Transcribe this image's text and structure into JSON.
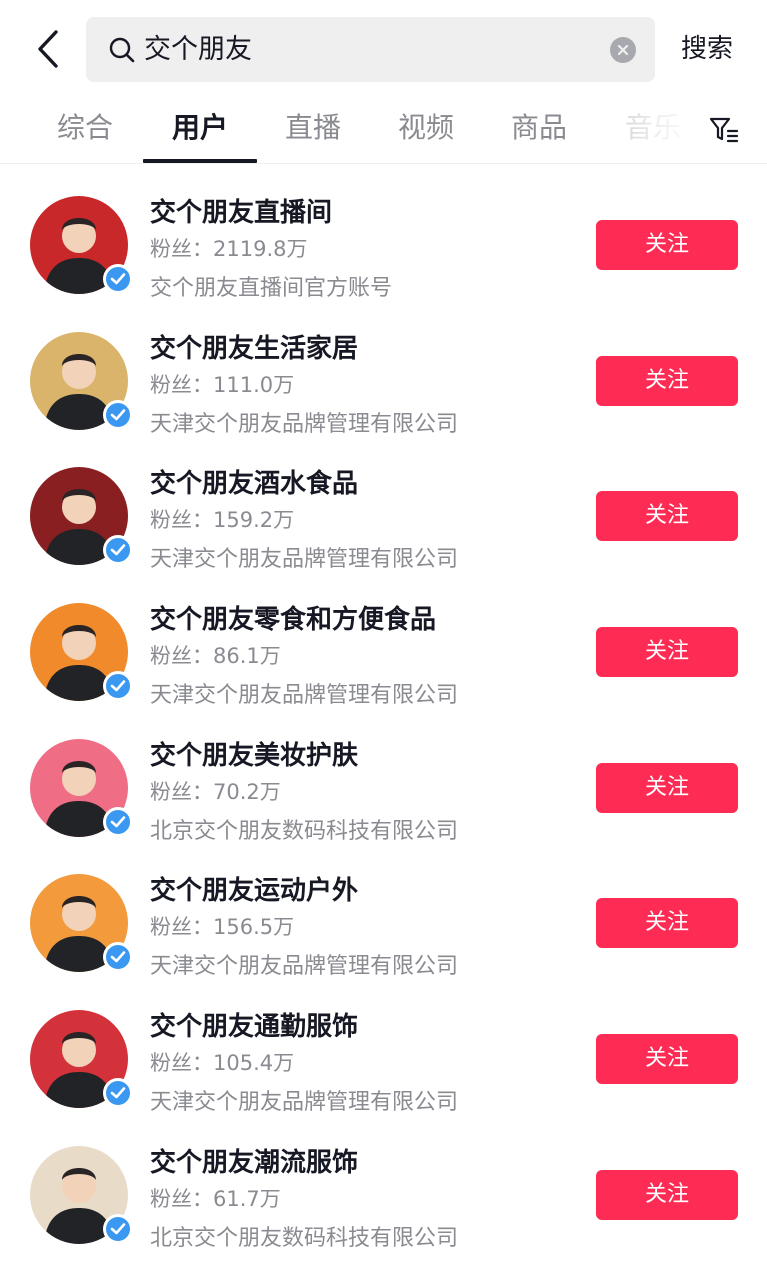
{
  "search": {
    "query": "交个朋友",
    "submit_label": "搜索"
  },
  "tabs": [
    {
      "label": "综合",
      "active": false
    },
    {
      "label": "用户",
      "active": true
    },
    {
      "label": "直播",
      "active": false
    },
    {
      "label": "视频",
      "active": false
    },
    {
      "label": "商品",
      "active": false
    },
    {
      "label": "音乐",
      "active": false
    }
  ],
  "colors": {
    "accent": "#fe2c55",
    "verified": "#3a98f0",
    "secondary_text": "#8a8b91"
  },
  "icons": {
    "back": "chevron-left-icon",
    "search": "search-icon",
    "clear": "clear-icon",
    "filter": "filter-icon",
    "verified": "verified-check-icon"
  },
  "users": [
    {
      "name": "交个朋友直播间",
      "fans": "粉丝：2119.8万",
      "desc": "交个朋友直播间官方账号",
      "follow_label": "关注",
      "avatar_bg": "#c9282a"
    },
    {
      "name": "交个朋友生活家居",
      "fans": "粉丝：111.0万",
      "desc": "天津交个朋友品牌管理有限公司",
      "follow_label": "关注",
      "avatar_bg": "#d9b46a"
    },
    {
      "name": "交个朋友酒水食品",
      "fans": "粉丝：159.2万",
      "desc": "天津交个朋友品牌管理有限公司",
      "follow_label": "关注",
      "avatar_bg": "#8a1f22"
    },
    {
      "name": "交个朋友零食和方便食品",
      "fans": "粉丝：86.1万",
      "desc": "天津交个朋友品牌管理有限公司",
      "follow_label": "关注",
      "avatar_bg": "#f08a2a"
    },
    {
      "name": "交个朋友美妆护肤",
      "fans": "粉丝：70.2万",
      "desc": "北京交个朋友数码科技有限公司",
      "follow_label": "关注",
      "avatar_bg": "#ef6e86"
    },
    {
      "name": "交个朋友运动户外",
      "fans": "粉丝：156.5万",
      "desc": "天津交个朋友品牌管理有限公司",
      "follow_label": "关注",
      "avatar_bg": "#f29a3c"
    },
    {
      "name": "交个朋友通勤服饰",
      "fans": "粉丝：105.4万",
      "desc": "天津交个朋友品牌管理有限公司",
      "follow_label": "关注",
      "avatar_bg": "#d4323a"
    },
    {
      "name": "交个朋友潮流服饰",
      "fans": "粉丝：61.7万",
      "desc": "北京交个朋友数码科技有限公司",
      "follow_label": "关注",
      "avatar_bg": "#e8dcc8"
    }
  ]
}
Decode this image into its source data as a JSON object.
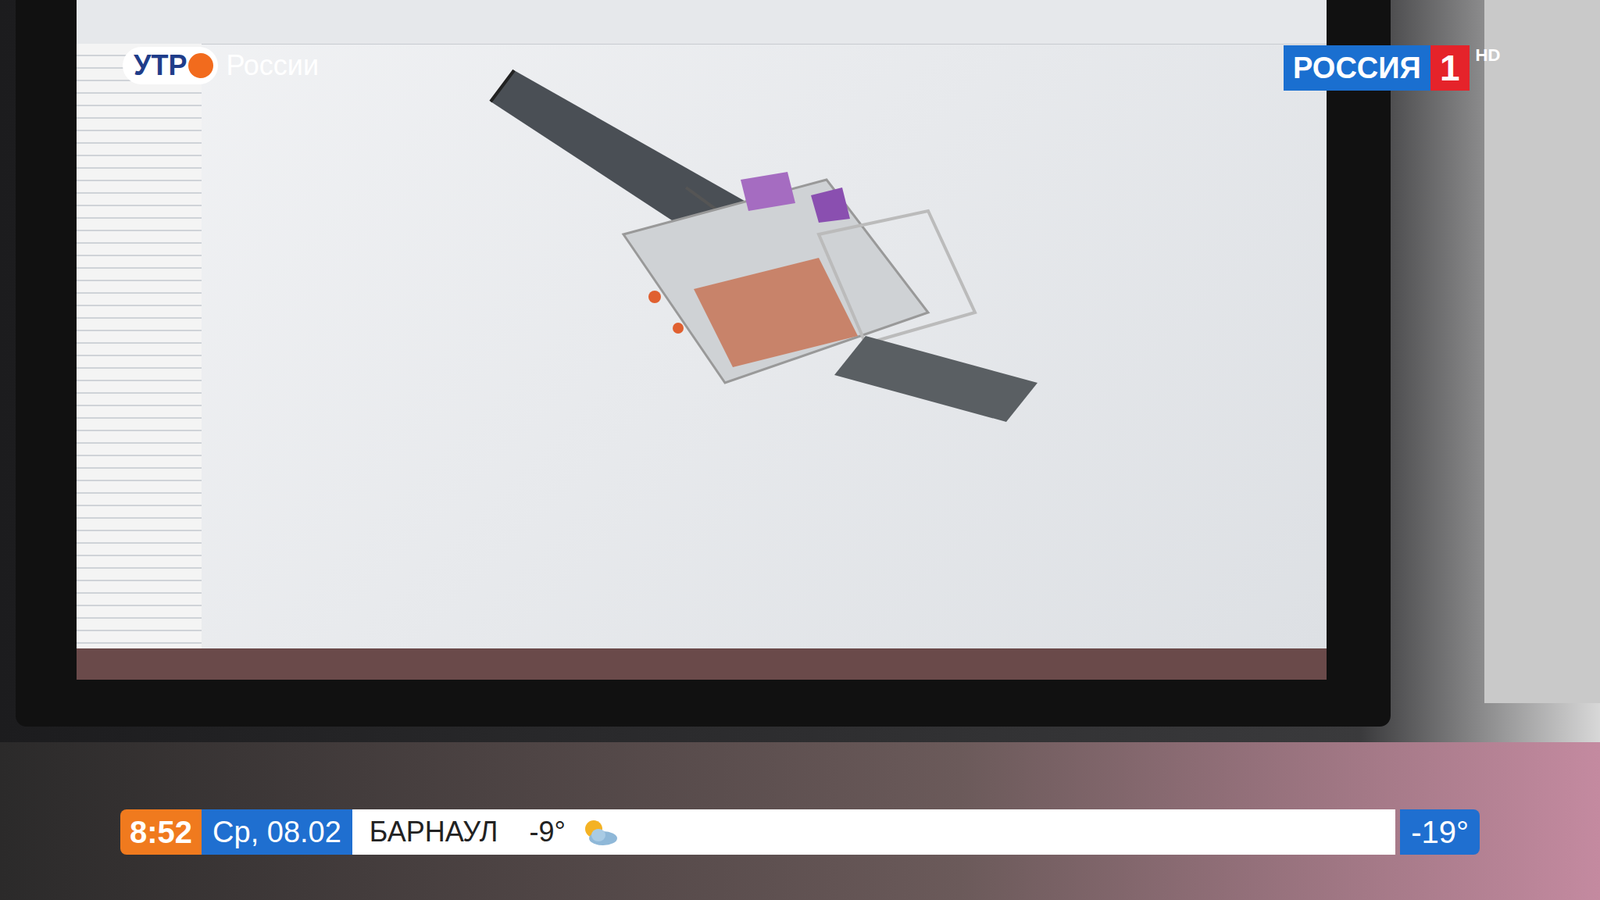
{
  "show_logo": {
    "word": "УТР",
    "region": "России"
  },
  "channel_logo": {
    "name": "РОССИЯ",
    "number": "1",
    "quality": "HD"
  },
  "ticker": {
    "time": "8:52",
    "date": "Ср, 08.02",
    "city": "БАРНАУЛ",
    "city_temp": "-9°",
    "side_temp": "-19°"
  }
}
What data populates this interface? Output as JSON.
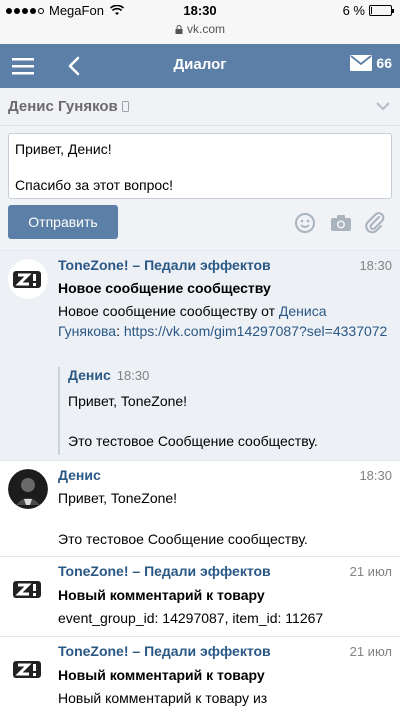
{
  "status_bar": {
    "carrier": "MegaFon",
    "time": "18:30",
    "battery_text": "6 %",
    "battery_level": 0.06,
    "url": "vk.com"
  },
  "navbar": {
    "title": "Диалог",
    "mail_count": "66"
  },
  "dialog": {
    "name": "Денис Гуняков"
  },
  "compose": {
    "text": "Привет, Денис!\n\nСпасибо за этот вопрос!",
    "send_label": "Отправить"
  },
  "messages": [
    {
      "author": "ToneZone! – Педали эффектов",
      "date": "18:30",
      "title": "Новое сообщение сообществу",
      "body_prefix": "Новое сообщение сообществу от ",
      "body_link_name": "Дениса Гунякова",
      "body_colon": ":",
      "body_link_url": "https://vk.com/gim14297087?sel=4337072",
      "quote": {
        "author": "Денис",
        "time": "18:30",
        "text": "Привет, ToneZone!\n\nЭто тестовое Сообщение сообществу."
      }
    },
    {
      "author": "Денис",
      "date": "18:30",
      "line1": "Привет, ToneZone!",
      "line2": "Это тестовое Сообщение сообществу."
    },
    {
      "author": "ToneZone! – Педали эффектов",
      "date": "21 июл",
      "title": "Новый комментарий к товару",
      "body": "event_group_id: 14297087, item_id: 11267"
    },
    {
      "author": "ToneZone! – Педали эффектов",
      "date": "21 июл",
      "title": "Новый комментарий к товару",
      "body": "Новый комментарий к товару из"
    }
  ],
  "colors": {
    "brand": "#5b7fa6",
    "link": "#2a5885",
    "unread_bg": "#edf0f5"
  },
  "icons": [
    "menu-icon",
    "back-icon",
    "mail-icon",
    "smile-icon",
    "camera-icon",
    "paperclip-icon",
    "wifi-icon",
    "lock-icon",
    "chevron-down-icon",
    "phone-icon"
  ]
}
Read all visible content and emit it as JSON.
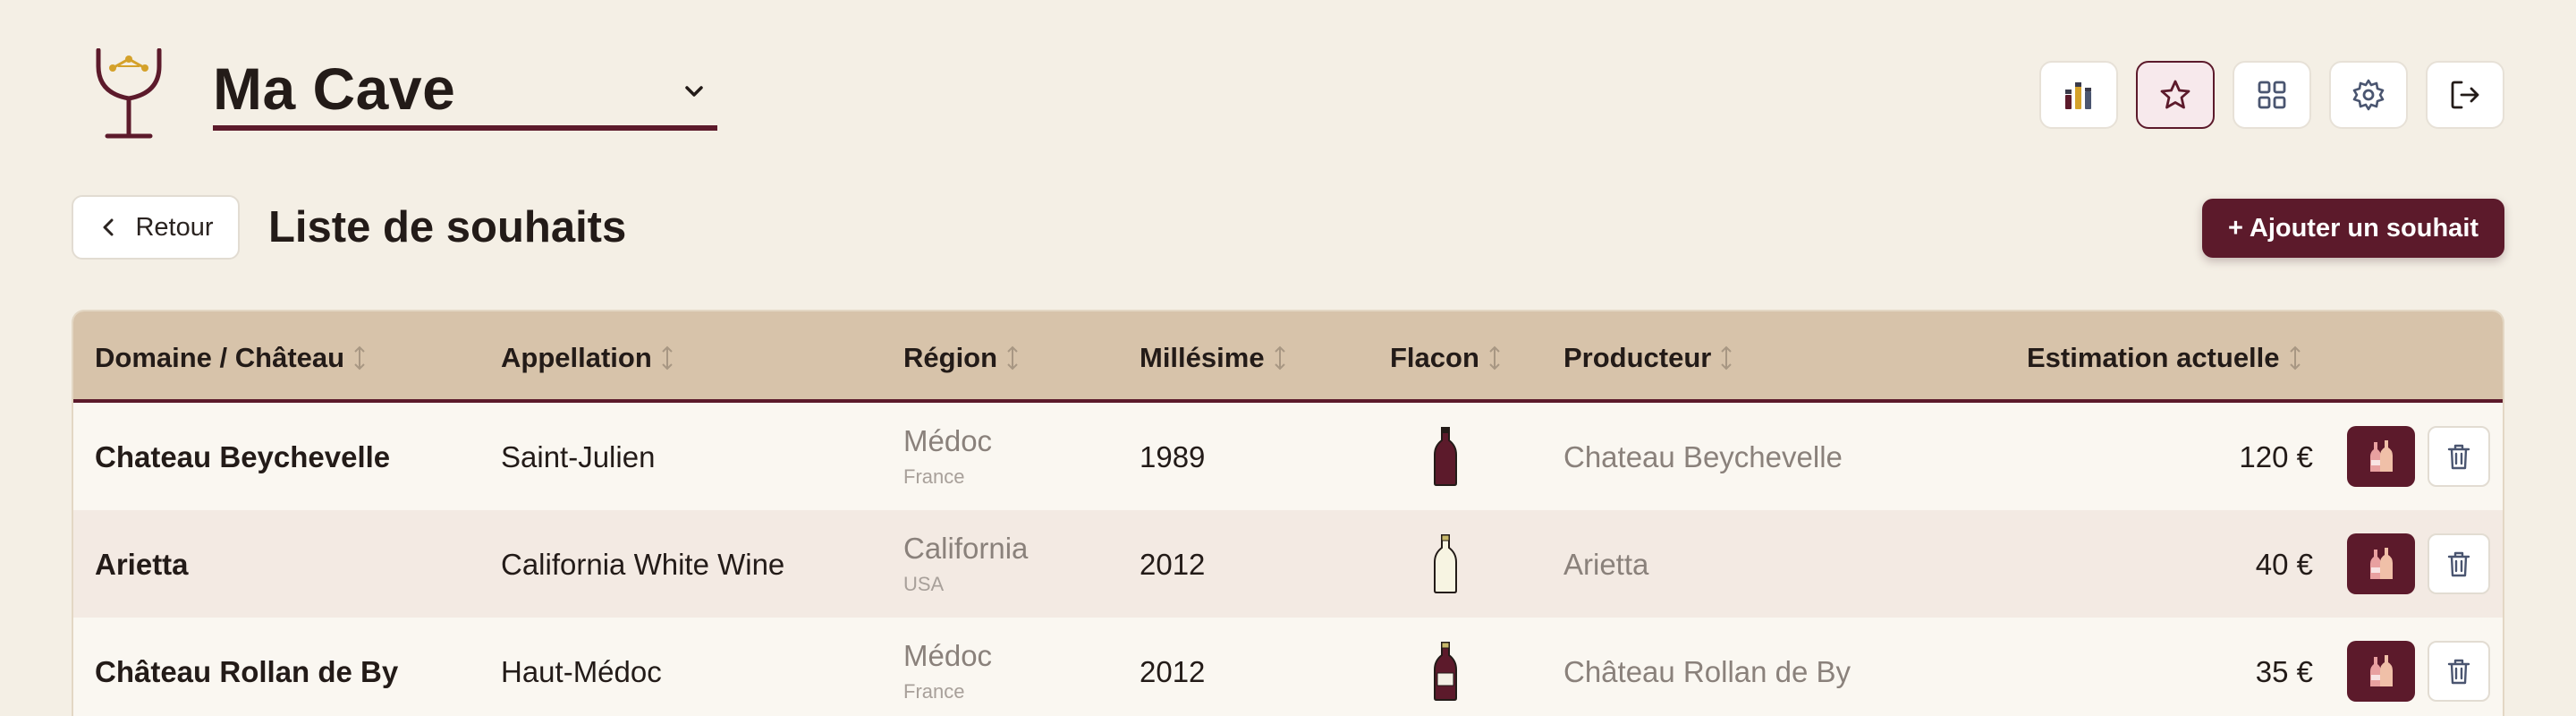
{
  "header": {
    "cellar_name": "Ma Cave",
    "toolbar": [
      {
        "name": "stats-button",
        "icon": "bar-chart-icon",
        "active": false
      },
      {
        "name": "wishlist-button",
        "icon": "star-icon",
        "active": true
      },
      {
        "name": "grid-view-button",
        "icon": "grid-icon",
        "active": false
      },
      {
        "name": "settings-button",
        "icon": "gear-icon",
        "active": false
      },
      {
        "name": "logout-button",
        "icon": "logout-icon",
        "active": false
      }
    ]
  },
  "page": {
    "back_label": "Retour",
    "title": "Liste de souhaits",
    "add_label": "+ Ajouter un souhait"
  },
  "table": {
    "columns": [
      "Domaine / Château",
      "Appellation",
      "Région",
      "Millésime",
      "Flacon",
      "Producteur",
      "Estimation actuelle"
    ],
    "rows": [
      {
        "domain": "Chateau Beychevelle",
        "appellation": "Saint-Julien",
        "region": "Médoc",
        "country": "France",
        "vintage": "1989",
        "bottle": "red",
        "producer": "Chateau Beychevelle",
        "estimate": "120 €"
      },
      {
        "domain": "Arietta",
        "appellation": "California White Wine",
        "region": "California",
        "country": "USA",
        "vintage": "2012",
        "bottle": "white",
        "producer": "Arietta",
        "estimate": "40 €"
      },
      {
        "domain": "Château Rollan de By",
        "appellation": "Haut-Médoc",
        "region": "Médoc",
        "country": "France",
        "vintage": "2012",
        "bottle": "red",
        "producer": "Château Rollan de By",
        "estimate": "35 €"
      }
    ]
  },
  "colors": {
    "accent": "#5c1a2b",
    "background": "#f4efe5",
    "header_row": "#d7c3aa",
    "logo_gold": "#d4a12a"
  }
}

------------------------------------

Set exercise: Return all of the entries exactly as written, but drop any pictures they hold.

Expected output:
Transcribe this image's text and structure into JSON.
{
  "search": {
    "query": "交个朋友",
    "submit_label": "搜索"
  },
  "tabs": [
    {
      "label": "综合",
      "active": false
    },
    {
      "label": "用户",
      "active": true
    },
    {
      "label": "直播",
      "active": false
    },
    {
      "label": "视频",
      "active": false
    },
    {
      "label": "商品",
      "active": false
    },
    {
      "label": "音乐",
      "active": false
    }
  ],
  "colors": {
    "accent": "#fe2c55",
    "verified": "#3a98f0",
    "secondary_text": "#8a8b91"
  },
  "icons": {
    "back": "chevron-left-icon",
    "search": "search-icon",
    "clear": "clear-icon",
    "filter": "filter-icon",
    "verified": "verified-check-icon"
  },
  "users": [
    {
      "name": "交个朋友直播间",
      "fans": "粉丝：2119.8万",
      "desc": "交个朋友直播间官方账号",
      "follow_label": "关注",
      "avatar_bg": "#c9282a"
    },
    {
      "name": "交个朋友生活家居",
      "fans": "粉丝：111.0万",
      "desc": "天津交个朋友品牌管理有限公司",
      "follow_label": "关注",
      "avatar_bg": "#d9b46a"
    },
    {
      "name": "交个朋友酒水食品",
      "fans": "粉丝：159.2万",
      "desc": "天津交个朋友品牌管理有限公司",
      "follow_label": "关注",
      "avatar_bg": "#8a1f22"
    },
    {
      "name": "交个朋友零食和方便食品",
      "fans": "粉丝：86.1万",
      "desc": "天津交个朋友品牌管理有限公司",
      "follow_label": "关注",
      "avatar_bg": "#f08a2a"
    },
    {
      "name": "交个朋友美妆护肤",
      "fans": "粉丝：70.2万",
      "desc": "北京交个朋友数码科技有限公司",
      "follow_label": "关注",
      "avatar_bg": "#ef6e86"
    },
    {
      "name": "交个朋友运动户外",
      "fans": "粉丝：156.5万",
      "desc": "天津交个朋友品牌管理有限公司",
      "follow_label": "关注",
      "avatar_bg": "#f29a3c"
    },
    {
      "name": "交个朋友通勤服饰",
      "fans": "粉丝：105.4万",
      "desc": "天津交个朋友品牌管理有限公司",
      "follow_label": "关注",
      "avatar_bg": "#d4323a"
    },
    {
      "name": "交个朋友潮流服饰",
      "fans": "粉丝：61.7万",
      "desc": "北京交个朋友数码科技有限公司",
      "follow_label": "关注",
      "avatar_bg": "#e8dcc8"
    }
  ]
}
Decode this image into its source data as a JSON object.
{
  "show_logo": {
    "word": "УТР",
    "region": "России"
  },
  "channel_logo": {
    "name": "РОССИЯ",
    "number": "1",
    "quality": "HD"
  },
  "ticker": {
    "time": "8:52",
    "date": "Ср, 08.02",
    "city": "БАРНАУЛ",
    "city_temp": "-9°",
    "side_temp": "-19°"
  }
}
What data populates this interface? Output as JSON.
{
  "status_bar": {
    "carrier": "MegaFon",
    "time": "18:30",
    "battery_text": "6 %",
    "battery_level": 0.06,
    "url": "vk.com"
  },
  "navbar": {
    "title": "Диалог",
    "mail_count": "66"
  },
  "dialog": {
    "name": "Денис Гуняков"
  },
  "compose": {
    "text": "Привет, Денис!\n\nСпасибо за этот вопрос!",
    "send_label": "Отправить"
  },
  "messages": [
    {
      "author": "ToneZone! – Педали эффектов",
      "date": "18:30",
      "title": "Новое сообщение сообществу",
      "body_prefix": "Новое сообщение сообществу от ",
      "body_link_name": "Дениса Гунякова",
      "body_colon": ":",
      "body_link_url": "https://vk.com/gim14297087?sel=4337072",
      "quote": {
        "author": "Денис",
        "time": "18:30",
        "text": "Привет, ToneZone!\n\nЭто тестовое Сообщение сообществу."
      }
    },
    {
      "author": "Денис",
      "date": "18:30",
      "line1": "Привет, ToneZone!",
      "line2": "Это тестовое Сообщение сообществу."
    },
    {
      "author": "ToneZone! – Педали эффектов",
      "date": "21 июл",
      "title": "Новый комментарий к товару",
      "body": "event_group_id: 14297087, item_id: 11267"
    },
    {
      "author": "ToneZone! – Педали эффектов",
      "date": "21 июл",
      "title": "Новый комментарий к товару",
      "body": "Новый комментарий к товару из"
    }
  ],
  "colors": {
    "brand": "#5b7fa6",
    "link": "#2a5885",
    "unread_bg": "#edf0f5"
  },
  "icons": [
    "menu-icon",
    "back-icon",
    "mail-icon",
    "smile-icon",
    "camera-icon",
    "paperclip-icon",
    "wifi-icon",
    "lock-icon",
    "chevron-down-icon",
    "phone-icon"
  ]
}
Read all visible content and emit it as JSON.
{
  "header": {
    "cellar_name": "Ma Cave",
    "toolbar": [
      {
        "name": "stats-button",
        "icon": "bar-chart-icon",
        "active": false
      },
      {
        "name": "wishlist-button",
        "icon": "star-icon",
        "active": true
      },
      {
        "name": "grid-view-button",
        "icon": "grid-icon",
        "active": false
      },
      {
        "name": "settings-button",
        "icon": "gear-icon",
        "active": false
      },
      {
        "name": "logout-button",
        "icon": "logout-icon",
        "active": false
      }
    ]
  },
  "page": {
    "back_label": "Retour",
    "title": "Liste de souhaits",
    "add_label": "+ Ajouter un souhait"
  },
  "table": {
    "columns": [
      "Domaine / Château",
      "Appellation",
      "Région",
      "Millésime",
      "Flacon",
      "Producteur",
      "Estimation actuelle"
    ],
    "rows": [
      {
        "domain": "Chateau Beychevelle",
        "appellation": "Saint-Julien",
        "region": "Médoc",
        "country": "France",
        "vintage": "1989",
        "bottle": "red",
        "producer": "Chateau Beychevelle",
        "estimate": "120 €"
      },
      {
        "domain": "Arietta",
        "appellation": "California White Wine",
        "region": "California",
        "country": "USA",
        "vintage": "2012",
        "bottle": "white",
        "producer": "Arietta",
        "estimate": "40 €"
      },
      {
        "domain": "Château Rollan de By",
        "appellation": "Haut-Médoc",
        "region": "Médoc",
        "country": "France",
        "vintage": "2012",
        "bottle": "red",
        "producer": "Château Rollan de By",
        "estimate": "35 €"
      }
    ]
  },
  "colors": {
    "accent": "#5c1a2b",
    "background": "#f4efe5",
    "header_row": "#d7c3aa",
    "logo_gold": "#d4a12a"
  }
}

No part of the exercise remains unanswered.